#### [BRANO SCELTO]
:::

Madia D'Onghia
Allora, non è facile. Voglio condividere con voi qualche riflessione, ma prima vorrei vedere i ragazzi. Posso?
Voglio condividere con voi alcune riflessioni. Mi riallaccio un po’ a questa mattina. Stamattina mi sembrava che ci fosse una prospettiva che ci ha accompagnato, partendo dall’amico Lorenzo Gaeta: la storia.
Voglio leggervi un testo e poi condividere con voi alcune riflessioni anche di carattere giuridico. È un testo che forse qualcuno di voi conosce perché è anche una canzone di Simone Cristicchi.

:::

#### [ESERCIZI DA SVOLGERE]
(a) Elenca tutte le persone nominate nel brano.
(b) Nel brano, quale prospettiva sembra aver accompagnato la mattina a chi parla?
(c) Secondo il brano, perché qualcuno dei presenti potrebbe già conoscere il testo che chi parla vuole leggere?

#### [CAMPIONE DI DATI]
:::

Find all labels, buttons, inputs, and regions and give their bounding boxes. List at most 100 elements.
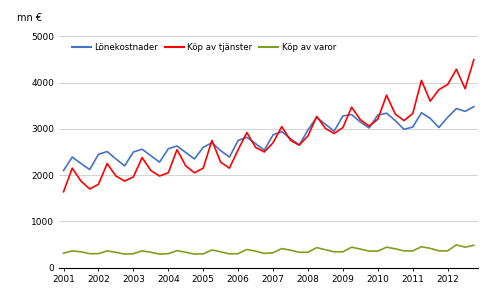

:::

#### [ELENCO DELLE RISPOSTE]
(a) Madia D'Onghia, Lorenzo Gaeta, Simone Cristicchi

(b) La storia.

(c) Potrebbe conoscerlo perché quel testo è anche una canzone di Simone Cristicchi.